[Stored entries]
··········
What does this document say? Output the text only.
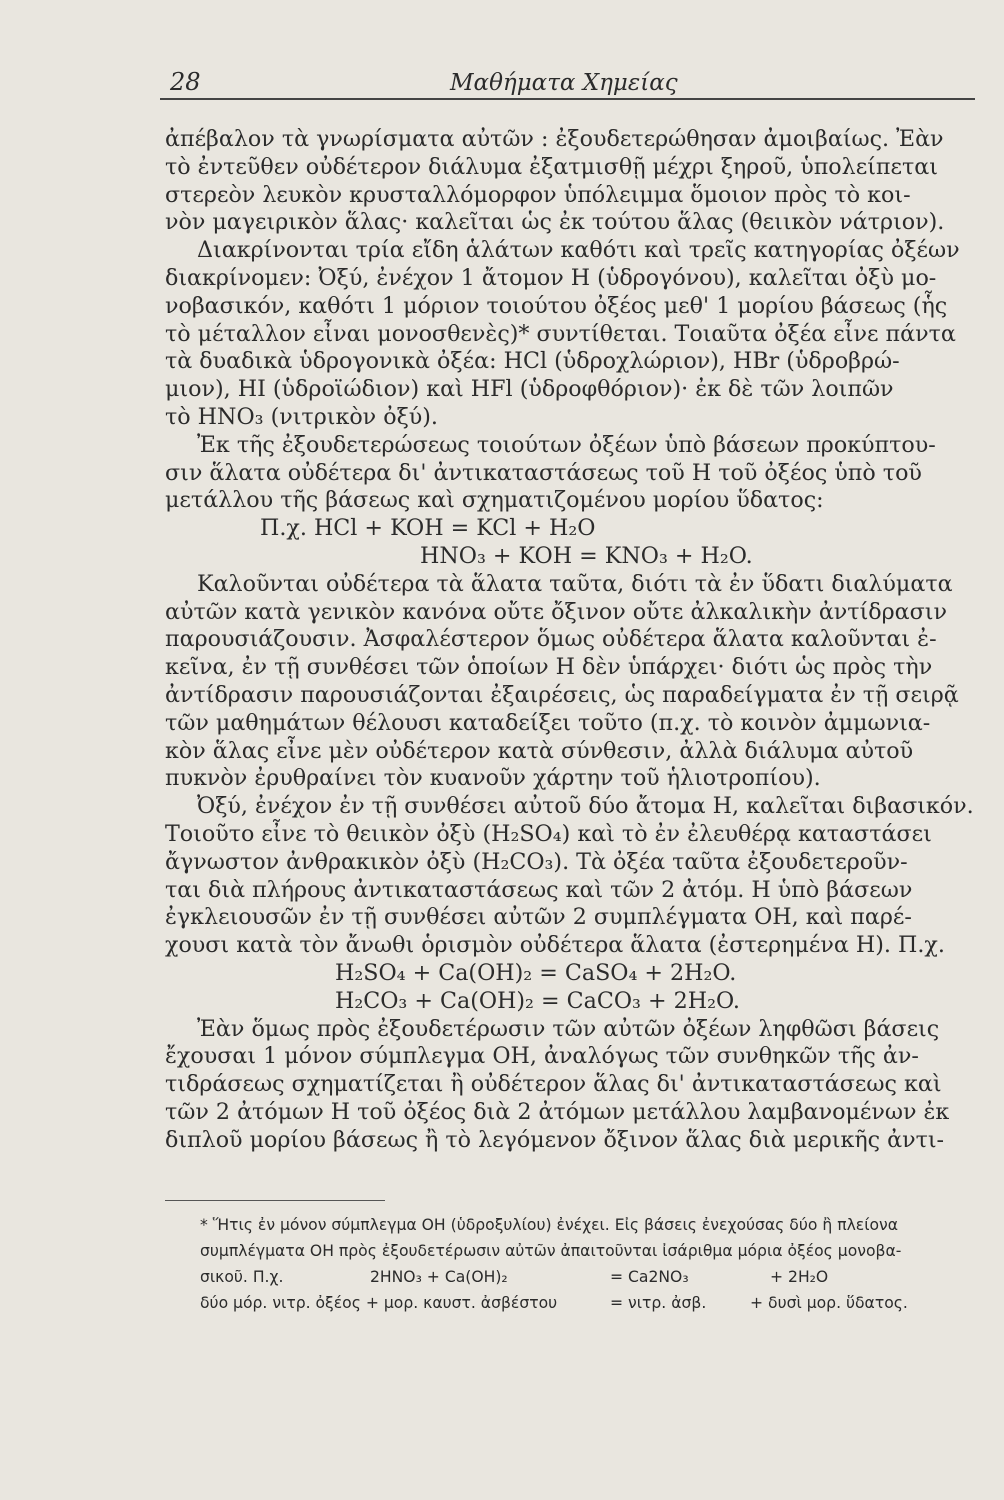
28	Μαθήματα Χημείας
ἀπέβαλον τὰ γνωρίσματα αὐτῶν : ἐξουδετερώθησαν ἀμοιβαίως. Ἐὰν
τὸ ἐντεῦθεν οὐδέτερον διάλυμα ἐξατμισθῇ μέχρι ξηροῦ, ὑπολείπεται
στερεὸν λευκὸν κρυσταλλόμορφον ὑπόλειμμα ὅμοιον πρὸς τὸ κοι-
νὸν μαγειρικὸν ἅλας· καλεῖται ὡς ἐκ τούτου ἅλας (θειικὸν νάτριον).
Διακρίνονται τρία εἴδη ἁλάτων καθότι καὶ τρεῖς κατηγορίας ὀξέων
διακρίνομεν: Ὀξύ, ἐνέχον 1 ἄτομον Η (ὑδρογόνου), καλεῖται ὀξὺ μο-
νοβασικόν, καθότι 1 μόριον τοιούτου ὀξέος μεθ' 1 μορίου βάσεως (ἧς
τὸ μέταλλον εἶναι μονοσθενὲς)* συντίθεται. Τοιαῦτα ὀξέα εἶνε πάντα
τὰ δυαδικὰ ὑδρογονικὰ ὀξέα: HCl (ὑδροχλώριον), HBr (ὑδροβρώ-
μιον), HI (ὑδροϊώδιον) καὶ HFl (ὑδροφθόριον)· ἐκ δὲ τῶν λοιπῶν
τὸ HNO₃ (νιτρικὸν ὀξύ).
Ἐκ τῆς ἐξουδετερώσεως τοιούτων ὀξέων ὑπὸ βάσεων προκύπτου-
σιν ἅλατα οὐδέτερα δι' ἀντικαταστάσεως τοῦ Η τοῦ ὀξέος ὑπὸ τοῦ
μετάλλου τῆς βάσεως καὶ σχηματιζομένου μορίου ὕδατος:
Π.χ. HCl + KOH = KCl + H₂O
HNO₃ + KOH = KNO₃ + H₂O.
Καλοῦνται οὐδέτερα τὰ ἅλατα ταῦτα, διότι τὰ ἐν ὕδατι διαλύματα
αὐτῶν κατὰ γενικὸν κανόνα οὔτε ὄξινον οὔτε ἀλκαλικὴν ἀντίδρασιν
παρουσιάζουσιν. Ἀσφαλέστερον ὅμως οὐδέτερα ἅλατα καλοῦνται ἐ-
κεῖνα, ἐν τῇ συνθέσει τῶν ὁποίων Η δὲν ὑπάρχει· διότι ὡς πρὸς τὴν
ἀντίδρασιν παρουσιάζονται ἐξαιρέσεις, ὡς παραδείγματα ἐν τῇ σειρᾷ
τῶν μαθημάτων θέλουσι καταδείξει τοῦτο (π.χ. τὸ κοινὸν ἀμμωνια-
κὸν ἅλας εἶνε μὲν οὐδέτερον κατὰ σύνθεσιν, ἀλλὰ διάλυμα αὐτοῦ
πυκνὸν ἐρυθραίνει τὸν κυανοῦν χάρτην τοῦ ἡλιοτροπίου).
Ὀξύ, ἐνέχον ἐν τῇ συνθέσει αὐτοῦ δύο ἄτομα Η, καλεῖται διβασικόν.
Τοιοῦτο εἶνε τὸ θειικὸν ὀξὺ (H₂SO₄) καὶ τὸ ἐν ἐλευθέρᾳ καταστάσει
ἄγνωστον ἀνθρακικὸν ὀξὺ (H₂CO₃). Τὰ ὀξέα ταῦτα ἐξουδετεροῦν-
ται διὰ πλήρους ἀντικαταστάσεως καὶ τῶν 2 ἀτόμ. Η ὑπὸ βάσεων
ἐγκλειουσῶν ἐν τῇ συνθέσει αὐτῶν 2 συμπλέγματα ΟΗ, καὶ παρέ-
χουσι κατὰ τὸν ἄνωθι ὁρισμὸν οὐδέτερα ἅλατα (ἐστερημένα Η). Π.χ.
H₂SO₄ + Ca(OH)₂ = CaSO₄ + 2H₂O.
H₂CO₃ + Ca(OH)₂ = CaCO₃ + 2H₂O.
Ἐὰν ὅμως πρὸς ἐξουδετέρωσιν τῶν αὐτῶν ὀξέων ληφθῶσι βάσεις
ἔχουσαι 1 μόνον σύμπλεγμα ΟΗ, ἀναλόγως τῶν συνθηκῶν τῆς ἀν-
τιδράσεως σχηματίζεται ἢ οὐδέτερον ἅλας δι' ἀντικαταστάσεως καὶ
τῶν 2 ἀτόμων Η τοῦ ὀξέος διὰ 2 ἀτόμων μετάλλου λαμβανομένων ἐκ
διπλοῦ μορίου βάσεως ἢ τὸ λεγόμενον ὄξινον ἅλας διὰ μερικῆς ἀντι-
* Ἥτις ἐν μόνον σύμπλεγμα ΟΗ (ὑδροξυλίου) ἐνέχει. Εἰς βάσεις ἐνεχούσας δύο ἢ πλείονα
συμπλέγματα ΟΗ πρὸς ἐξουδετέρωσιν αὐτῶν ἀπαιτοῦνται ἰσάριθμα μόρια ὀξέος μονοβα-
σικοῦ. Π.χ.	2HNO₃ + Ca(OH)₂	= Ca2NO₃	+ 2H₂O
δύο μόρ. νιτρ. ὀξέος + μορ. καυστ. ἀσβέστου	= νιτρ. ἀσβ.	+ δυσὶ μορ. ὕδατος.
··········
Take the listing above and restate it word for word, without its pictures.

RESULT FOR THIS EXERCISE
What does this document say? Output the text only.
28	Μαθήματα Χημείας
ἀπέβαλον τὰ γνωρίσματα αὐτῶν : ἐξουδετερώθησαν ἀμοιβαίως. Ἐὰν
τὸ ἐντεῦθεν οὐδέτερον διάλυμα ἐξατμισθῇ μέχρι ξηροῦ, ὑπολείπεται
στερεὸν λευκὸν κρυσταλλόμορφον ὑπόλειμμα ὅμοιον πρὸς τὸ κοι-
νὸν μαγειρικὸν ἅλας· καλεῖται ὡς ἐκ τούτου ἅλας (θειικὸν νάτριον).
Διακρίνονται τρία εἴδη ἁλάτων καθότι καὶ τρεῖς κατηγορίας ὀξέων
διακρίνομεν: Ὀξύ, ἐνέχον 1 ἄτομον Η (ὑδρογόνου), καλεῖται ὀξὺ μο-
νοβασικόν, καθότι 1 μόριον τοιούτου ὀξέος μεθ' 1 μορίου βάσεως (ἧς
τὸ μέταλλον εἶναι μονοσθενὲς)* συντίθεται. Τοιαῦτα ὀξέα εἶνε πάντα
τὰ δυαδικὰ ὑδρογονικὰ ὀξέα: HCl (ὑδροχλώριον), HBr (ὑδροβρώ-
μιον), HI (ὑδροϊώδιον) καὶ HFl (ὑδροφθόριον)· ἐκ δὲ τῶν λοιπῶν
τὸ HNO₃ (νιτρικὸν ὀξύ).
Ἐκ τῆς ἐξουδετερώσεως τοιούτων ὀξέων ὑπὸ βάσεων προκύπτου-
σιν ἅλατα οὐδέτερα δι' ἀντικαταστάσεως τοῦ Η τοῦ ὀξέος ὑπὸ τοῦ
μετάλλου τῆς βάσεως καὶ σχηματιζομένου μορίου ὕδατος:
Π.χ. HCl + KOH = KCl + H₂O
HNO₃ + KOH = KNO₃ + H₂O.
Καλοῦνται οὐδέτερα τὰ ἅλατα ταῦτα, διότι τὰ ἐν ὕδατι διαλύματα
αὐτῶν κατὰ γενικὸν κανόνα οὔτε ὄξινον οὔτε ἀλκαλικὴν ἀντίδρασιν
παρουσιάζουσιν. Ἀσφαλέστερον ὅμως οὐδέτερα ἅλατα καλοῦνται ἐ-
κεῖνα, ἐν τῇ συνθέσει τῶν ὁποίων Η δὲν ὑπάρχει· διότι ὡς πρὸς τὴν
ἀντίδρασιν παρουσιάζονται ἐξαιρέσεις, ὡς παραδείγματα ἐν τῇ σειρᾷ
τῶν μαθημάτων θέλουσι καταδείξει τοῦτο (π.χ. τὸ κοινὸν ἀμμωνια-
κὸν ἅλας εἶνε μὲν οὐδέτερον κατὰ σύνθεσιν, ἀλλὰ διάλυμα αὐτοῦ
πυκνὸν ἐρυθραίνει τὸν κυανοῦν χάρτην τοῦ ἡλιοτροπίου).
Ὀξύ, ἐνέχον ἐν τῇ συνθέσει αὐτοῦ δύο ἄτομα Η, καλεῖται διβασικόν.
Τοιοῦτο εἶνε τὸ θειικὸν ὀξὺ (H₂SO₄) καὶ τὸ ἐν ἐλευθέρᾳ καταστάσει
ἄγνωστον ἀνθρακικὸν ὀξὺ (H₂CO₃). Τὰ ὀξέα ταῦτα ἐξουδετεροῦν-
ται διὰ πλήρους ἀντικαταστάσεως καὶ τῶν 2 ἀτόμ. Η ὑπὸ βάσεων
ἐγκλειουσῶν ἐν τῇ συνθέσει αὐτῶν 2 συμπλέγματα ΟΗ, καὶ παρέ-
χουσι κατὰ τὸν ἄνωθι ὁρισμὸν οὐδέτερα ἅλατα (ἐστερημένα Η). Π.χ.
H₂SO₄ + Ca(OH)₂ = CaSO₄ + 2H₂O.
H₂CO₃ + Ca(OH)₂ = CaCO₃ + 2H₂O.
Ἐὰν ὅμως πρὸς ἐξουδετέρωσιν τῶν αὐτῶν ὀξέων ληφθῶσι βάσεις
ἔχουσαι 1 μόνον σύμπλεγμα ΟΗ, ἀναλόγως τῶν συνθηκῶν τῆς ἀν-
τιδράσεως σχηματίζεται ἢ οὐδέτερον ἅλας δι' ἀντικαταστάσεως καὶ
τῶν 2 ἀτόμων Η τοῦ ὀξέος διὰ 2 ἀτόμων μετάλλου λαμβανομένων ἐκ
διπλοῦ μορίου βάσεως ἢ τὸ λεγόμενον ὄξινον ἅλας διὰ μερικῆς ἀντι-
* Ἥτις ἐν μόνον σύμπλεγμα ΟΗ (ὑδροξυλίου) ἐνέχει. Εἰς βάσεις ἐνεχούσας δύο ἢ πλείονα
συμπλέγματα ΟΗ πρὸς ἐξουδετέρωσιν αὐτῶν ἀπαιτοῦνται ἰσάριθμα μόρια ὀξέος μονοβα-
σικοῦ. Π.χ.	2HNO₃ + Ca(OH)₂	= Ca2NO₃	+ 2H₂O
δύο μόρ. νιτρ. ὀξέος + μορ. καυστ. ἀσβέστου	= νιτρ. ἀσβ.	+ δυσὶ μορ. ὕδατος.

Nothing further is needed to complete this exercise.